(SET EXERCISE) Write out the items below unchanged, starting with their first line and stopping after the line that contains "- bar: [530, 604, 1180, 688]".

Dataset entries
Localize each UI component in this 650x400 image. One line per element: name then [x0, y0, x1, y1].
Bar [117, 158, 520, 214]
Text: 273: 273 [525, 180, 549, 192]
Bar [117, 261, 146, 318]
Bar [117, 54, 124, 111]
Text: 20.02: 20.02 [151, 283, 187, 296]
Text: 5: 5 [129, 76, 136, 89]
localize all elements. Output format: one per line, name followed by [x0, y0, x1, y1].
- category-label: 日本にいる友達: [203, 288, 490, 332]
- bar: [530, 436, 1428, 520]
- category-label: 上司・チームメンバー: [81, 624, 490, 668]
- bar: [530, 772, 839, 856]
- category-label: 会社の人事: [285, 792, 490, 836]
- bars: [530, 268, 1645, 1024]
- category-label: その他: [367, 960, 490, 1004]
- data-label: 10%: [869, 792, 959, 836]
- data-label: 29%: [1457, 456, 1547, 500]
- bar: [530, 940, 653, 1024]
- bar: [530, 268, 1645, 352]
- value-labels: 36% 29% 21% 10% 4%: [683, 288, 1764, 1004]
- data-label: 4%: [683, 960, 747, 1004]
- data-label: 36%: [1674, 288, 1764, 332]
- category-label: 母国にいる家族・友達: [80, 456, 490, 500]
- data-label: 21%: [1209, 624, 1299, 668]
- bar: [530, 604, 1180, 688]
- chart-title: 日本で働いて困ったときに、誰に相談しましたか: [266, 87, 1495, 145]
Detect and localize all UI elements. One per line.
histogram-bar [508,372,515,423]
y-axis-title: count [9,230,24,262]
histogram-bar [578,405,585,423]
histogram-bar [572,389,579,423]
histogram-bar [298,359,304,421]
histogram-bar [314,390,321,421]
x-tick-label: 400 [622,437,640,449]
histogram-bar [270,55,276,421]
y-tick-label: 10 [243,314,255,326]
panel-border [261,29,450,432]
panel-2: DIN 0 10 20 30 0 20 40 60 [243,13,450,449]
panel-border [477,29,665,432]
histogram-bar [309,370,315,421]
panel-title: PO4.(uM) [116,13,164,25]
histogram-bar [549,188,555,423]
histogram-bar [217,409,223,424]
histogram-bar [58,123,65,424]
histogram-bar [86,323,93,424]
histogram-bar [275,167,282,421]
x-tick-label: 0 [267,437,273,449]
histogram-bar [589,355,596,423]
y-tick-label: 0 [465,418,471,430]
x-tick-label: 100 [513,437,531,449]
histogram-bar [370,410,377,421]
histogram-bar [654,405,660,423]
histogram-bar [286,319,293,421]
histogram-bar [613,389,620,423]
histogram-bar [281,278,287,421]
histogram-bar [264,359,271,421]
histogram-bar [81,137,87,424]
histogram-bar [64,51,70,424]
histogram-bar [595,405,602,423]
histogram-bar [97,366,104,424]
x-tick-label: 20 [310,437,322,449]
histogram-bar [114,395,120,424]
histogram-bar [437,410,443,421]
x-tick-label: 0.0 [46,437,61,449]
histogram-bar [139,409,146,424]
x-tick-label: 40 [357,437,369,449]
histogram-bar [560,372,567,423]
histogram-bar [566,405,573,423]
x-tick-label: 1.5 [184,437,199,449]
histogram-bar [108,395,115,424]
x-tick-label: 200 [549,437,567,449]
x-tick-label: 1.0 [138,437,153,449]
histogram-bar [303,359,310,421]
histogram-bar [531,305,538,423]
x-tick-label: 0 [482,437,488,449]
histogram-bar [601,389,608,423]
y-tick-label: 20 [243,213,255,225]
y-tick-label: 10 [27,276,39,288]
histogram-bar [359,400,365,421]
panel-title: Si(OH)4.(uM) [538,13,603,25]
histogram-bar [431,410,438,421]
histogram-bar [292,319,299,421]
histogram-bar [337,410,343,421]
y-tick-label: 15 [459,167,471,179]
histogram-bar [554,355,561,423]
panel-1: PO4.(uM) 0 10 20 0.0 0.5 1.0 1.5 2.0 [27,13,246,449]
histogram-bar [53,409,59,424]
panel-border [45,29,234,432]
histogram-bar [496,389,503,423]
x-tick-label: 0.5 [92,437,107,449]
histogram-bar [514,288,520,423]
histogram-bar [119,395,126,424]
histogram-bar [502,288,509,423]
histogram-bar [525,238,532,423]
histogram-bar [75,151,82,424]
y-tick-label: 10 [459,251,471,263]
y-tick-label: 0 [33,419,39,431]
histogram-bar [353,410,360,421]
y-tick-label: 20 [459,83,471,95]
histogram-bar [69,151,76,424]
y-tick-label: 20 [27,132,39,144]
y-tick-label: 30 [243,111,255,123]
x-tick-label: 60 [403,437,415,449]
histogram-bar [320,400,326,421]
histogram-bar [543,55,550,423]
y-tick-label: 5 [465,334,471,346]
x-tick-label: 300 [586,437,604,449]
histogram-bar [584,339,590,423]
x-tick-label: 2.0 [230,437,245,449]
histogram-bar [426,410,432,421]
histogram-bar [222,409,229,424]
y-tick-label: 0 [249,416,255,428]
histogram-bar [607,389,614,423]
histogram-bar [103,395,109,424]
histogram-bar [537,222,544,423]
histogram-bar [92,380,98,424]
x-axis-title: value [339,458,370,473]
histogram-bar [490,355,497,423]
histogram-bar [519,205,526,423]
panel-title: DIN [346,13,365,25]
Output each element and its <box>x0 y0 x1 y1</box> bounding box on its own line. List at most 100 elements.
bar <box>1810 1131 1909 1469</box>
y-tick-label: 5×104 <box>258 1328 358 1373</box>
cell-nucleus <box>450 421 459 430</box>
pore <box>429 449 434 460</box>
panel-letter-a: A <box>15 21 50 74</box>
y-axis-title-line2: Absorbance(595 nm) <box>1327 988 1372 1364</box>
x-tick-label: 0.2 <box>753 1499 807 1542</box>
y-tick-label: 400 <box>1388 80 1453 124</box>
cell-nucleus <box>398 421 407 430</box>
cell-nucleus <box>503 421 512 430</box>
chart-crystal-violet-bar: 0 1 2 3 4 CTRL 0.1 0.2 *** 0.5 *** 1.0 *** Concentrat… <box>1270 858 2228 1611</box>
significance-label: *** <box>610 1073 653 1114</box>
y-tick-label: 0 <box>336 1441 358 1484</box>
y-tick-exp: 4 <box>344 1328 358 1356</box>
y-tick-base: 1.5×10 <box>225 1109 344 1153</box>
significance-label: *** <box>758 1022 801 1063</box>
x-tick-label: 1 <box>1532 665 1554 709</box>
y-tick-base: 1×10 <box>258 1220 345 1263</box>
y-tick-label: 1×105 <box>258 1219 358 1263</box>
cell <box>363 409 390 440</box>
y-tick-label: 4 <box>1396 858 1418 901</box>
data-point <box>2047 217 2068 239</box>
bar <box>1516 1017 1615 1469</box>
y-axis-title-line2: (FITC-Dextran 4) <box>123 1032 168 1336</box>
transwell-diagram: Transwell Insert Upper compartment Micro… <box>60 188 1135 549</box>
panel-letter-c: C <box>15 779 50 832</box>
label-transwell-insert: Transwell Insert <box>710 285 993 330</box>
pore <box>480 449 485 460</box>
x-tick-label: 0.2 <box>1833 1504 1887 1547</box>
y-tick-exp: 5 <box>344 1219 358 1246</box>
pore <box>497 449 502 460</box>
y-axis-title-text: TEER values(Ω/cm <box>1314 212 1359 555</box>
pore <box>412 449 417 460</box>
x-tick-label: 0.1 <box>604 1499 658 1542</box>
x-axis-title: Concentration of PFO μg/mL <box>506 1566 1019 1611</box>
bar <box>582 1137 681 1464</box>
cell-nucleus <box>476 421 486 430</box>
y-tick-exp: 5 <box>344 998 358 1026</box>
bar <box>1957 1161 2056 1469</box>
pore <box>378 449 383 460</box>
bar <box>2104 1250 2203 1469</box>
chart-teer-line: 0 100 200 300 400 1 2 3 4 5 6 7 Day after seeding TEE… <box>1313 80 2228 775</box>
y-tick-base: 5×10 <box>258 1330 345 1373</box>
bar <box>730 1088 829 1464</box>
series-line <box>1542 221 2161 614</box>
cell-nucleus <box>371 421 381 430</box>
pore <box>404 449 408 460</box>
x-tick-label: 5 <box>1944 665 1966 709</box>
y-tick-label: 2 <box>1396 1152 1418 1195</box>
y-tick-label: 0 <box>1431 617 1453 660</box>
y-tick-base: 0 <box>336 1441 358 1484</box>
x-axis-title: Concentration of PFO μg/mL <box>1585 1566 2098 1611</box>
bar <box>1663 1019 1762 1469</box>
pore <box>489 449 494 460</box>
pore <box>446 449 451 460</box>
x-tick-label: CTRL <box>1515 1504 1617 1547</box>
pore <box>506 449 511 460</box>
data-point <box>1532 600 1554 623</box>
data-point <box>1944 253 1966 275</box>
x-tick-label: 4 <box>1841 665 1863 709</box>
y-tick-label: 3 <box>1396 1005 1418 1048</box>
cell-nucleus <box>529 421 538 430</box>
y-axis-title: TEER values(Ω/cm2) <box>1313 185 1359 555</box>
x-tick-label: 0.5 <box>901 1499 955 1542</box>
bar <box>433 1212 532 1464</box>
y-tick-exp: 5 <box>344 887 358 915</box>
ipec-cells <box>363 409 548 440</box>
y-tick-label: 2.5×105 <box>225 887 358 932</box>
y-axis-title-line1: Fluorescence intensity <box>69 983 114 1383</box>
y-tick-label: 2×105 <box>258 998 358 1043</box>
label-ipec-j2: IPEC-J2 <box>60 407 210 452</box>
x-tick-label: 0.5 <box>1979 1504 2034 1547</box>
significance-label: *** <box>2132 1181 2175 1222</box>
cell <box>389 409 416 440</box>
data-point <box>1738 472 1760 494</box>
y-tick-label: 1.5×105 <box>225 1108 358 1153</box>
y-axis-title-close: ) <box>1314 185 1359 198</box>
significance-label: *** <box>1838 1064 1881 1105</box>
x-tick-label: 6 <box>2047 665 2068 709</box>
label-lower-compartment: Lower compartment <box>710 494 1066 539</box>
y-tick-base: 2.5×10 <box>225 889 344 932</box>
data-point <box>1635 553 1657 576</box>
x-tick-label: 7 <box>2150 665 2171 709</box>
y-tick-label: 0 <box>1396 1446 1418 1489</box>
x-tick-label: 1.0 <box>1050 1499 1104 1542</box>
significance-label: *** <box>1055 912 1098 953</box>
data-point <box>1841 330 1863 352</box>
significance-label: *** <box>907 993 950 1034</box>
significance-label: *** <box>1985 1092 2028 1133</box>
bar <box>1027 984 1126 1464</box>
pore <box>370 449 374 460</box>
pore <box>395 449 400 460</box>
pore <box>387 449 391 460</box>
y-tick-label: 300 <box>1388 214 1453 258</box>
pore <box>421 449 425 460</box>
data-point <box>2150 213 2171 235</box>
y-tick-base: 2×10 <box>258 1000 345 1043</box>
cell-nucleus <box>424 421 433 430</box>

(EXERCISE SOLUTION)
Localize each UI component in this 650x400 image. One line per element: name then [x0, y0, x1, y1].
Bar [117, 158, 520, 214]
Text: 273: 273 [525, 180, 549, 192]
Bar [117, 261, 146, 318]
Bar [117, 54, 124, 111]
Text: 20.02: 20.02 [151, 283, 187, 296]
Text: 5: 5 [129, 76, 136, 89]
localize all elements. Output format: one per line, name followed by [x0, y0, x1, y1].
- category-label: 日本にいる友達: [203, 288, 490, 332]
- bar: [530, 436, 1428, 520]
- category-label: 上司・チームメンバー: [81, 624, 490, 668]
- bar: [530, 772, 839, 856]
- category-label: 会社の人事: [285, 792, 490, 836]
- bars: [530, 268, 1645, 1024]
- category-label: その他: [367, 960, 490, 1004]
- data-label: 10%: [869, 792, 959, 836]
- data-label: 29%: [1457, 456, 1547, 500]
- bar: [530, 940, 653, 1024]
- bar: [530, 268, 1645, 352]
- value-labels: 36% 29% 21% 10% 4%: [683, 288, 1764, 1004]
- data-label: 4%: [683, 960, 747, 1004]
- data-label: 36%: [1674, 288, 1764, 332]
- category-label: 母国にいる家族・友達: [80, 456, 490, 500]
- data-label: 21%: [1209, 624, 1299, 668]
- bar: [530, 604, 1180, 688]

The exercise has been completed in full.